## BEGIN Recorded information
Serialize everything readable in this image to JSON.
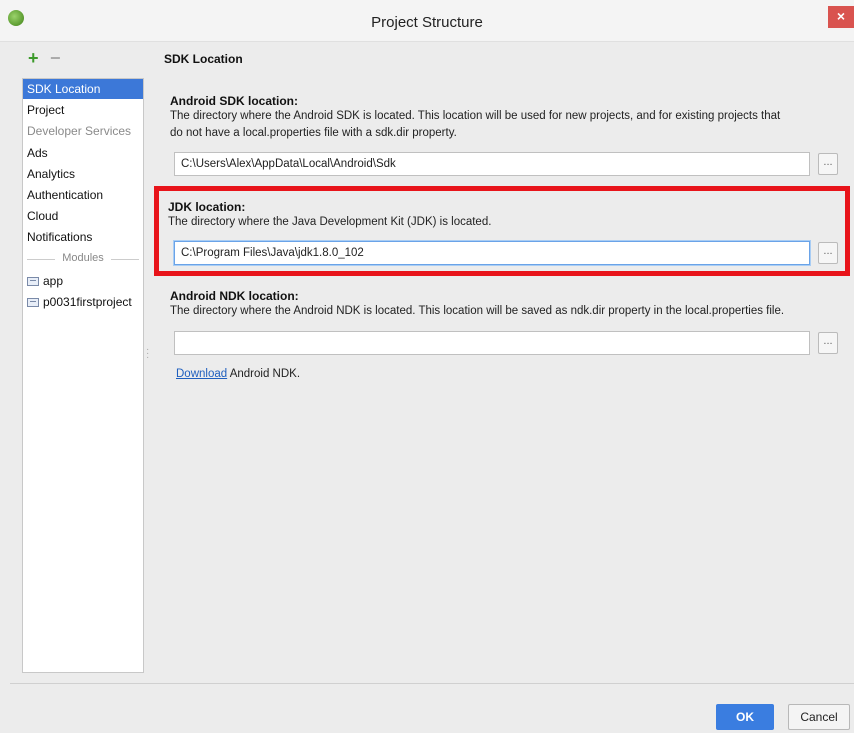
{
  "window": {
    "title": "Project Structure",
    "close_label": "×"
  },
  "toolbar": {
    "add_label": "+",
    "remove_label": "−"
  },
  "sidebar": {
    "items": [
      {
        "label": "SDK Location",
        "selected": true
      },
      {
        "label": "Project"
      },
      {
        "label": "Developer Services",
        "disabled": true
      },
      {
        "label": "Ads"
      },
      {
        "label": "Analytics"
      },
      {
        "label": "Authentication"
      },
      {
        "label": "Cloud"
      },
      {
        "label": "Notifications"
      }
    ],
    "modules_label": "Modules",
    "modules": [
      {
        "label": "app"
      },
      {
        "label": "p0031firstproject"
      }
    ]
  },
  "main": {
    "heading": "SDK Location",
    "android_sdk": {
      "title": "Android SDK location:",
      "description_line1": "The directory where the Android SDK is located. This location will be used for new projects, and for existing projects that",
      "description_line2": "do not have a local.properties file with a sdk.dir property.",
      "value": "C:\\Users\\Alex\\AppData\\Local\\Android\\Sdk",
      "browse_label": "..."
    },
    "jdk": {
      "title": "JDK location:",
      "description": "The directory where the Java Development Kit (JDK) is located.",
      "value": "C:\\Program Files\\Java\\jdk1.8.0_102",
      "browse_label": "..."
    },
    "android_ndk": {
      "title": "Android NDK location:",
      "description": "The directory where the Android NDK is located. This location will be saved as ndk.dir property in the local.properties file.",
      "value": "",
      "browse_label": "...",
      "download_link": "Download",
      "download_suffix": "Android NDK."
    }
  },
  "footer": {
    "ok_label": "OK",
    "cancel_label": "Cancel"
  },
  "colors": {
    "selection": "#3c78d8",
    "highlight": "#e8141a",
    "ok_button": "#3a7de0",
    "link": "#1f5fbf"
  }
}
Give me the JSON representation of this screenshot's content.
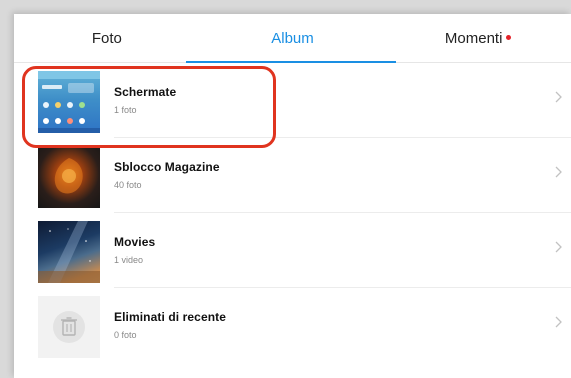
{
  "tabs": {
    "photos": "Foto",
    "albums": "Album",
    "moments": "Momenti",
    "active": "Album",
    "active_color": "#1a8fe3",
    "moments_dot_color": "#e4232a"
  },
  "albums": [
    {
      "name": "Schermate",
      "count": "1 foto",
      "thumbnail": "screenshots-thumbnail",
      "highlighted": true
    },
    {
      "name": "Sblocco Magazine",
      "count": "40 foto",
      "thumbnail": "magazine-thumbnail"
    },
    {
      "name": "Movies",
      "count": "1 video",
      "thumbnail": "movies-thumbnail"
    },
    {
      "name": "Eliminati di recente",
      "count": "0 foto",
      "thumbnail": "trash-icon"
    }
  ],
  "highlight_color": "#e0341f",
  "chevron_icon": "chevron-right-icon"
}
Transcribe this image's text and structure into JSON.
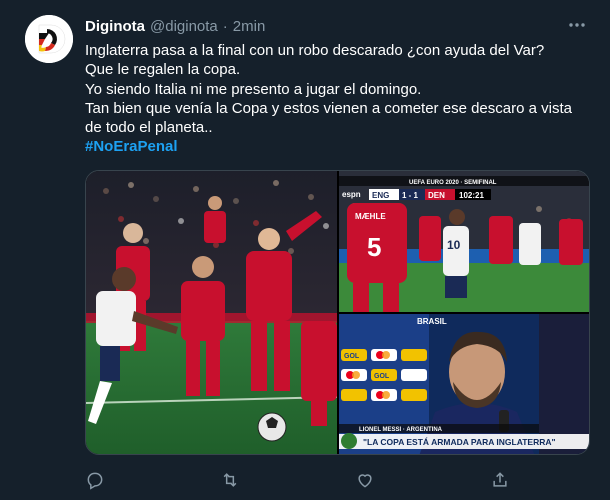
{
  "tweet": {
    "author_name": "Diginota",
    "author_handle": "@diginota",
    "separator": "·",
    "timestamp": "2min",
    "lines": [
      "Inglaterra pasa a la final con un robo descarado  ¿con ayuda del Var?",
      "Que le regalen la copa.",
      "Yo siendo Italia ni me presento a jugar el domingo.",
      "Tan bien que venía la Copa y estos vienen a cometer ese descaro a vista",
      "de todo el planeta.."
    ],
    "hashtag": "#NoEraPenal"
  },
  "media": {
    "broadcast_logo": "espn",
    "competition": "UEFA EURO 2020 · SEMIFINAL",
    "home_team": "ENG",
    "score": "1 - 1",
    "away_team": "DEN",
    "clock": "102:21",
    "player_name_shirt": "MÆHLE",
    "player_number": "5",
    "venue_text": "BRASIL",
    "interview_name": "LIONEL MESSI · ARGENTINA",
    "interview_caption": "\"LA COPA ESTÁ ARMADA PARA INGLATERRA\"",
    "ad_text": "GOL"
  },
  "actions": [
    {
      "name": "reply",
      "icon": "reply-icon"
    },
    {
      "name": "retweet",
      "icon": "retweet-icon"
    },
    {
      "name": "like",
      "icon": "heart-icon"
    },
    {
      "name": "share",
      "icon": "share-icon"
    }
  ],
  "colors": {
    "background": "#15202b",
    "secondary_text": "#8899a6",
    "link": "#1da1f2",
    "denmark_red": "#c8102e"
  }
}
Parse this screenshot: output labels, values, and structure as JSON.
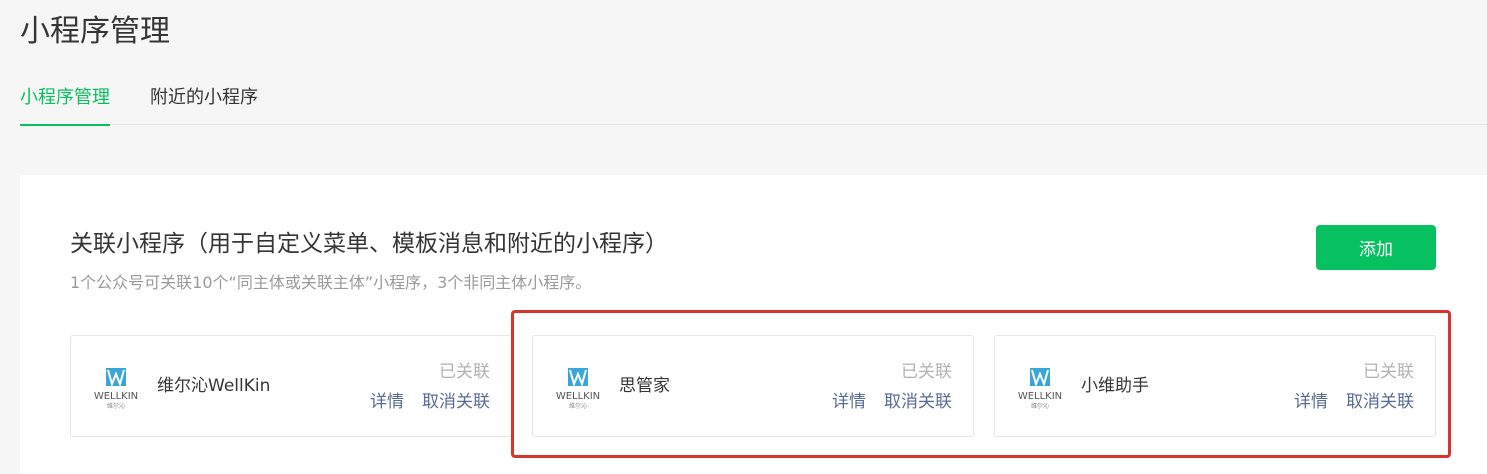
{
  "page": {
    "title": "小程序管理"
  },
  "tabs": [
    {
      "label": "小程序管理",
      "active": true
    },
    {
      "label": "附近的小程序",
      "active": false
    }
  ],
  "section": {
    "title": "关联小程序（用于自定义菜单、模板消息和附近的小程序）",
    "description": "1个公众号可关联10个“同主体或关联主体”小程序，3个非同主体小程序。",
    "add_label": "添加"
  },
  "cards": [
    {
      "name": "维尔沁WellKin",
      "status": "已关联",
      "detail_label": "详情",
      "unlink_label": "取消关联",
      "logo_icon": "wellkin-logo-icon"
    },
    {
      "name": "思管家",
      "status": "已关联",
      "detail_label": "详情",
      "unlink_label": "取消关联",
      "logo_icon": "wellkin-logo-icon"
    },
    {
      "name": "小维助手",
      "status": "已关联",
      "detail_label": "详情",
      "unlink_label": "取消关联",
      "logo_icon": "wellkin-logo-icon"
    }
  ],
  "logo": {
    "brand_text": "WELLKIN",
    "sub_text": "维尔沁"
  },
  "colors": {
    "accent": "#07c160",
    "link": "#576b95",
    "highlight": "#d9342b",
    "muted": "#b2b2b2"
  }
}
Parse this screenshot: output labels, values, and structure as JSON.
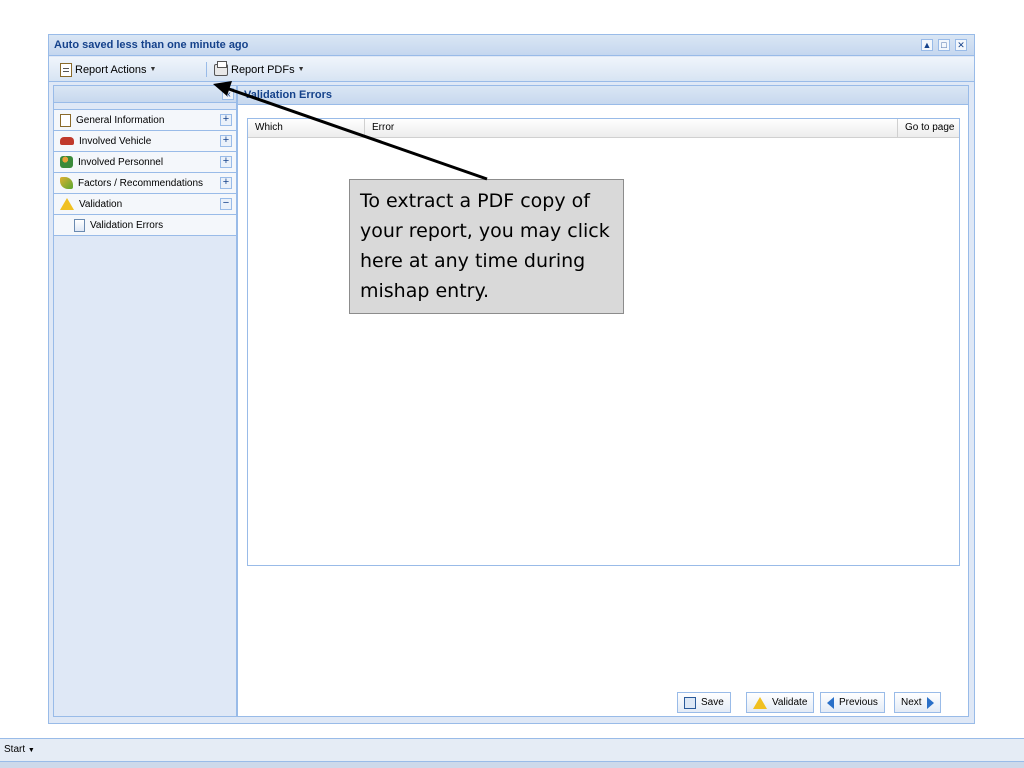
## END Recorded information
- _The request_: Output the data exactly. Pictures don't belong in the result.

- _Response to the task_:
Serialize everything readable in this image to JSON.
{
  "window": {
    "title": "Project Structure",
    "close_label": "×"
  },
  "toolbar": {
    "add_label": "+",
    "remove_label": "−"
  },
  "sidebar": {
    "items": [
      {
        "label": "SDK Location",
        "selected": true
      },
      {
        "label": "Project"
      },
      {
        "label": "Developer Services",
        "disabled": true
      },
      {
        "label": "Ads"
      },
      {
        "label": "Analytics"
      },
      {
        "label": "Authentication"
      },
      {
        "label": "Cloud"
      },
      {
        "label": "Notifications"
      }
    ],
    "modules_label": "Modules",
    "modules": [
      {
        "label": "app"
      },
      {
        "label": "p0031firstproject"
      }
    ]
  },
  "main": {
    "heading": "SDK Location",
    "android_sdk": {
      "title": "Android SDK location:",
      "description_line1": "The directory where the Android SDK is located. This location will be used for new projects, and for existing projects that",
      "description_line2": "do not have a local.properties file with a sdk.dir property.",
      "value": "C:\\Users\\Alex\\AppData\\Local\\Android\\Sdk",
      "browse_label": "..."
    },
    "jdk": {
      "title": "JDK location:",
      "description": "The directory where the Java Development Kit (JDK) is located.",
      "value": "C:\\Program Files\\Java\\jdk1.8.0_102",
      "browse_label": "..."
    },
    "android_ndk": {
      "title": "Android NDK location:",
      "description": "The directory where the Android NDK is located. This location will be saved as ndk.dir property in the local.properties file.",
      "value": "",
      "browse_label": "...",
      "download_link": "Download",
      "download_suffix": "Android NDK."
    }
  },
  "footer": {
    "ok_label": "OK",
    "cancel_label": "Cancel"
  },
  "colors": {
    "selection": "#3c78d8",
    "highlight": "#e8141a",
    "ok_button": "#3a7de0",
    "link": "#1f5fbf"
  }
}
Give me the JSON representation of this screenshot's content.
{
  "tabs": {
    "photos": "Foto",
    "albums": "Album",
    "moments": "Momenti",
    "active": "Album",
    "active_color": "#1a8fe3",
    "moments_dot_color": "#e4232a"
  },
  "albums": [
    {
      "name": "Schermate",
      "count": "1 foto",
      "thumbnail": "screenshots-thumbnail",
      "highlighted": true
    },
    {
      "name": "Sblocco Magazine",
      "count": "40 foto",
      "thumbnail": "magazine-thumbnail"
    },
    {
      "name": "Movies",
      "count": "1 video",
      "thumbnail": "movies-thumbnail"
    },
    {
      "name": "Eliminati di recente",
      "count": "0 foto",
      "thumbnail": "trash-icon"
    }
  ],
  "highlight_color": "#e0341f",
  "chevron_icon": "chevron-right-icon"
}
Transcribe this image's text and structure into JSON.
{
  "tweet": {
    "author_name": "Diginota",
    "author_handle": "@diginota",
    "separator": "·",
    "timestamp": "2min",
    "lines": [
      "Inglaterra pasa a la final con un robo descarado  ¿con ayuda del Var?",
      "Que le regalen la copa.",
      "Yo siendo Italia ni me presento a jugar el domingo.",
      "Tan bien que venía la Copa y estos vienen a cometer ese descaro a vista",
      "de todo el planeta.."
    ],
    "hashtag": "#NoEraPenal"
  },
  "media": {
    "broadcast_logo": "espn",
    "competition": "UEFA EURO 2020 · SEMIFINAL",
    "home_team": "ENG",
    "score": "1 - 1",
    "away_team": "DEN",
    "clock": "102:21",
    "player_name_shirt": "MÆHLE",
    "player_number": "5",
    "venue_text": "BRASIL",
    "interview_name": "LIONEL MESSI · ARGENTINA",
    "interview_caption": "\"LA COPA ESTÁ ARMADA PARA INGLATERRA\"",
    "ad_text": "GOL"
  },
  "actions": [
    {
      "name": "reply",
      "icon": "reply-icon"
    },
    {
      "name": "retweet",
      "icon": "retweet-icon"
    },
    {
      "name": "like",
      "icon": "heart-icon"
    },
    {
      "name": "share",
      "icon": "share-icon"
    }
  ],
  "colors": {
    "background": "#15202b",
    "secondary_text": "#8899a6",
    "link": "#1da1f2",
    "denmark_red": "#c8102e"
  }
}
Parse this screenshot: output labels, values, and structure as JSON.
{
  "page": {
    "title": "小程序管理"
  },
  "tabs": [
    {
      "label": "小程序管理",
      "active": true
    },
    {
      "label": "附近的小程序",
      "active": false
    }
  ],
  "section": {
    "title": "关联小程序（用于自定义菜单、模板消息和附近的小程序）",
    "description": "1个公众号可关联10个“同主体或关联主体”小程序，3个非同主体小程序。",
    "add_label": "添加"
  },
  "cards": [
    {
      "name": "维尔沁WellKin",
      "status": "已关联",
      "detail_label": "详情",
      "unlink_label": "取消关联",
      "logo_icon": "wellkin-logo-icon"
    },
    {
      "name": "思管家",
      "status": "已关联",
      "detail_label": "详情",
      "unlink_label": "取消关联",
      "logo_icon": "wellkin-logo-icon"
    },
    {
      "name": "小维助手",
      "status": "已关联",
      "detail_label": "详情",
      "unlink_label": "取消关联",
      "logo_icon": "wellkin-logo-icon"
    }
  ],
  "logo": {
    "brand_text": "WELLKIN",
    "sub_text": "维尔沁"
  },
  "colors": {
    "accent": "#07c160",
    "link": "#576b95",
    "highlight": "#d9342b",
    "muted": "#b2b2b2"
  }
}
Parse this screenshot: output labels, values, and structure as JSON.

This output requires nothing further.